**The records**
=====
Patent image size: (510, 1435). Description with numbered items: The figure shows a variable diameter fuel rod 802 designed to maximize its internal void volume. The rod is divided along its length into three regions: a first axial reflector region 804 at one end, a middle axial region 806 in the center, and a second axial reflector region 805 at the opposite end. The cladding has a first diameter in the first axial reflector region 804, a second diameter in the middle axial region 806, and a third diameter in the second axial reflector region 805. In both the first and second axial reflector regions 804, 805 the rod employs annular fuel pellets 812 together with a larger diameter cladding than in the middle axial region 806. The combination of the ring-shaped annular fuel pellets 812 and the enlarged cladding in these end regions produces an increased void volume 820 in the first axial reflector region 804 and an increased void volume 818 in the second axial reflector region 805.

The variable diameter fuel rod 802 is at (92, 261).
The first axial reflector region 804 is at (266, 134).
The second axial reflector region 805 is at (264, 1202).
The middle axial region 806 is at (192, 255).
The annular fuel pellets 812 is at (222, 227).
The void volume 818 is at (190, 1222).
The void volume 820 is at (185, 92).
=====
**Requirements**
Collect every line from the rows above that contains the word "annular", counting only matches with the same capitalization.

**Task answer**
Patent image size: (510, 1435). Description with numbered items: The figure shows a variable diameter fuel rod 802 designed to maximize its internal void volume. The rod is divided along its length into three regions: a first axial reflector region 804 at one end, a middle axial region 806 in the center, and a second axial reflector region 805 at the opposite end. The cladding has a first diameter in the first axial reflector region 804, a second diameter in the middle axial region 806, and a third diameter in the second axial reflector region 805. In both the first and second axial reflector regions 804, 805 the rod employs annular fuel pellets 812 together with a larger diameter cladding than in the middle axial region 806. The combination of the ring-shaped annular fuel pellets 812 and the enlarged cladding in these end regions produces an increased void volume 820 in the first axial reflector region 804 and an increased void volume 818 in the second axial reflector region 805.
The annular fuel pellets 812 is at (222, 227).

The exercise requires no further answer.